**Data lines**

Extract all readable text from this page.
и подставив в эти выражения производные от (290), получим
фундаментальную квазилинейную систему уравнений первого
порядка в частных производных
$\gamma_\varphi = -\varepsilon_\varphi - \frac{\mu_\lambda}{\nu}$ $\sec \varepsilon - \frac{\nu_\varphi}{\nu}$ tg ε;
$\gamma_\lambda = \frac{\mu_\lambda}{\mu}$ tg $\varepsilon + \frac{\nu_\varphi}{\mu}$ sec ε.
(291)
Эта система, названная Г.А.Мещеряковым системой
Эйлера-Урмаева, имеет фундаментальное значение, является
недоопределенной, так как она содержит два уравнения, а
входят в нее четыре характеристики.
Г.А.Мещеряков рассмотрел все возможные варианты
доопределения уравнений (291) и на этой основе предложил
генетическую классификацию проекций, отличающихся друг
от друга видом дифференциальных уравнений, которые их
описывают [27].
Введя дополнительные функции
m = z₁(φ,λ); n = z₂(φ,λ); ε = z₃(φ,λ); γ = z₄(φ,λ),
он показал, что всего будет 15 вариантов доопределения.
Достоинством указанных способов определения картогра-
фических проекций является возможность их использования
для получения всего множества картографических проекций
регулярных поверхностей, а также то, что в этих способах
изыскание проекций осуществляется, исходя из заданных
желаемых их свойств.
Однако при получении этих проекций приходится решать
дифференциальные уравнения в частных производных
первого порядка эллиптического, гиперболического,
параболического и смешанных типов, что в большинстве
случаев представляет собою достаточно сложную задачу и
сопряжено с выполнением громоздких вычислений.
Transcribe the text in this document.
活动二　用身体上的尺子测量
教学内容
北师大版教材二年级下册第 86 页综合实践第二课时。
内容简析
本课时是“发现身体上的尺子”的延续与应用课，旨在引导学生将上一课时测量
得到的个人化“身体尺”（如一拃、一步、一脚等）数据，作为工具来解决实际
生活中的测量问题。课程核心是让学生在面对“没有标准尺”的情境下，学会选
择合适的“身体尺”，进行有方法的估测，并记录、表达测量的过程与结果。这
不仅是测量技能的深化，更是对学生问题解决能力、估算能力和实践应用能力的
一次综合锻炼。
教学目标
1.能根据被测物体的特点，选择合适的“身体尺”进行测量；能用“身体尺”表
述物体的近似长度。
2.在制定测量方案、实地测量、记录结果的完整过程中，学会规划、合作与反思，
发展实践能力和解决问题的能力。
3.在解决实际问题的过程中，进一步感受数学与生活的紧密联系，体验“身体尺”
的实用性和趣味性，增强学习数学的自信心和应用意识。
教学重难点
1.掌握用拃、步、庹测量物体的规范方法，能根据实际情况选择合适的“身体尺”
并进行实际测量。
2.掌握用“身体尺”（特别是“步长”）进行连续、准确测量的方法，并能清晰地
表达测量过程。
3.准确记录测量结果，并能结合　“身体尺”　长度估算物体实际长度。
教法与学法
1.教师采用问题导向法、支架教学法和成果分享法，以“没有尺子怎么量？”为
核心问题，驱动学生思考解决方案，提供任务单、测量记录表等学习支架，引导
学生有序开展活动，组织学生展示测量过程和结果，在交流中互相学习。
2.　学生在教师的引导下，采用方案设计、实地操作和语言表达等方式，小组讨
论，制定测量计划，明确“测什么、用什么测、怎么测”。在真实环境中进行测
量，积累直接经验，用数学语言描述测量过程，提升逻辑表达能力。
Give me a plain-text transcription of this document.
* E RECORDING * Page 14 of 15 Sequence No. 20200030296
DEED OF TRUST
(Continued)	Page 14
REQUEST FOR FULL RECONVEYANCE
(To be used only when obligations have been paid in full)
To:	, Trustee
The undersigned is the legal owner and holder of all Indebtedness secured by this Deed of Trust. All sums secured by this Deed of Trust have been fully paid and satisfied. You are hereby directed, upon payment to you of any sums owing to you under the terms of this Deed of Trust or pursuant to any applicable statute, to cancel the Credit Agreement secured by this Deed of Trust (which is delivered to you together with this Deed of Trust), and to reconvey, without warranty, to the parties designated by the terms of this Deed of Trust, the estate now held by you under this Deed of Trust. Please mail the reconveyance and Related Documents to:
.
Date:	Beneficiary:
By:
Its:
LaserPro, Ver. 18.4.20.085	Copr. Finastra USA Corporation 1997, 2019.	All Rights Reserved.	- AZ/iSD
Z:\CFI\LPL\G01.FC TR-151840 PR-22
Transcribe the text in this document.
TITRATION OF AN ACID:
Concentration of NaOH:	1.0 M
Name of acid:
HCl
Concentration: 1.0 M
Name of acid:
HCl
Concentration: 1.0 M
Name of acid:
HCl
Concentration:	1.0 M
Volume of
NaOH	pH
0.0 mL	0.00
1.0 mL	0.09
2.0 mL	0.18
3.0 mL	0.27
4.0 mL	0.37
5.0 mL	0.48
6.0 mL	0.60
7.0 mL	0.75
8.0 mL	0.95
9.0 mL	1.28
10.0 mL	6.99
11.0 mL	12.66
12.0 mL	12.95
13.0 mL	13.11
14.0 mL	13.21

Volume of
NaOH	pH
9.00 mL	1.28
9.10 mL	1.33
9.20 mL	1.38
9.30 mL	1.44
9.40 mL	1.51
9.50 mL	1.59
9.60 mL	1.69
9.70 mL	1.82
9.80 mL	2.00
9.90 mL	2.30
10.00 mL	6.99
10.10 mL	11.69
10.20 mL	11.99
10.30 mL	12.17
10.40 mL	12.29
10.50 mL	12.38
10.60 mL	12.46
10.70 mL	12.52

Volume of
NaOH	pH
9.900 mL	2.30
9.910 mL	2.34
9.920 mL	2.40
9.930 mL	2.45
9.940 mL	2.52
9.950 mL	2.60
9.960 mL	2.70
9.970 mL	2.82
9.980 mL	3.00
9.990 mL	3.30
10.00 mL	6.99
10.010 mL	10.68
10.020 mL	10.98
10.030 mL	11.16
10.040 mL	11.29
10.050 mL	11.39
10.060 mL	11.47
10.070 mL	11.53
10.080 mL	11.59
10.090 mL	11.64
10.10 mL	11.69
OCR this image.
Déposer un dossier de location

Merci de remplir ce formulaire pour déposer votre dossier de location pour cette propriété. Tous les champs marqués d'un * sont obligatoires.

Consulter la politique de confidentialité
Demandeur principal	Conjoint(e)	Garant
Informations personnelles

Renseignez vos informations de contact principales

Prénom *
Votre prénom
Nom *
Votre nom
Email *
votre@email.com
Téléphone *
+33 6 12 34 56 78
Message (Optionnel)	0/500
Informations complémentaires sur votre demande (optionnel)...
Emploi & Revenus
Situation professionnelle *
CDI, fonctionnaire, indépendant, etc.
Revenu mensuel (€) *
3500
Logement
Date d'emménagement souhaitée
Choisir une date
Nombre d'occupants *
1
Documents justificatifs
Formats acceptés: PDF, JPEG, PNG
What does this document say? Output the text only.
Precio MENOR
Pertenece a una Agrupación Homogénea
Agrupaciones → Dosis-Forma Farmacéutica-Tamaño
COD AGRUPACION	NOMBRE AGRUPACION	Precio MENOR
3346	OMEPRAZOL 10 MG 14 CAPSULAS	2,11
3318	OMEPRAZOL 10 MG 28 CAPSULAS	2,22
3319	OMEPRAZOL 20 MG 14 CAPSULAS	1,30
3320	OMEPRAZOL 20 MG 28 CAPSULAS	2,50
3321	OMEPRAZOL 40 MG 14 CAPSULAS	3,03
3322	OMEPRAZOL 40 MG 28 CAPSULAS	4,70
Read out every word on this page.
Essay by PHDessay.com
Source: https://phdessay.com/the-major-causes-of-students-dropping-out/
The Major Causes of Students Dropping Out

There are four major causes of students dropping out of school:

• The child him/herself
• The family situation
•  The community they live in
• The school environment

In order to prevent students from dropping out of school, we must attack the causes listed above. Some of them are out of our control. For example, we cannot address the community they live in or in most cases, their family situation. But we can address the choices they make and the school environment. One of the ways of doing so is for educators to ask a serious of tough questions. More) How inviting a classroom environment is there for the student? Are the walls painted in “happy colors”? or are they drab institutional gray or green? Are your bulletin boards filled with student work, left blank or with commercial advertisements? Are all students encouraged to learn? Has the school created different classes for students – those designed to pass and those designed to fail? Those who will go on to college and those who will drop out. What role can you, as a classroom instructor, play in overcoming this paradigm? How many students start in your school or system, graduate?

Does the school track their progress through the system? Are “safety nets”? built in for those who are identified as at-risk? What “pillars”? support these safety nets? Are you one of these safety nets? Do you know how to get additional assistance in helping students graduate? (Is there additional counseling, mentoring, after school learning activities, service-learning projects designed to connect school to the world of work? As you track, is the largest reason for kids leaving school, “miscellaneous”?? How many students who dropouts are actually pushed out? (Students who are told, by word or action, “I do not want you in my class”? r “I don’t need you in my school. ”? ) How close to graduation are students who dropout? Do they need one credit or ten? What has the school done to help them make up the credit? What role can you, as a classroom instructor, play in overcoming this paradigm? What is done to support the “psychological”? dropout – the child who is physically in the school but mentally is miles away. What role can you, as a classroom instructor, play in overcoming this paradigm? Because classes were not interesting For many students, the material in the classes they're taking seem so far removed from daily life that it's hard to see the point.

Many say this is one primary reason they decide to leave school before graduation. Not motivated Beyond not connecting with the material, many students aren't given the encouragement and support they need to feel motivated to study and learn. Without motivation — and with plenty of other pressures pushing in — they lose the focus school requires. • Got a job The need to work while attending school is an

**Job**
Find the word "frac" in the entries above and gather every line that holds it.

**Solution for this task**
$\gamma_\varphi = -\varepsilon_\varphi - \frac{\mu_\lambda}{\nu}$ $\sec \varepsilon - \frac{\nu_\varphi}{\nu}$ tg ε;
$\gamma_\lambda = \frac{\mu_\lambda}{\mu}$ tg $\varepsilon + \frac{\nu_\varphi}{\mu}$ sec ε.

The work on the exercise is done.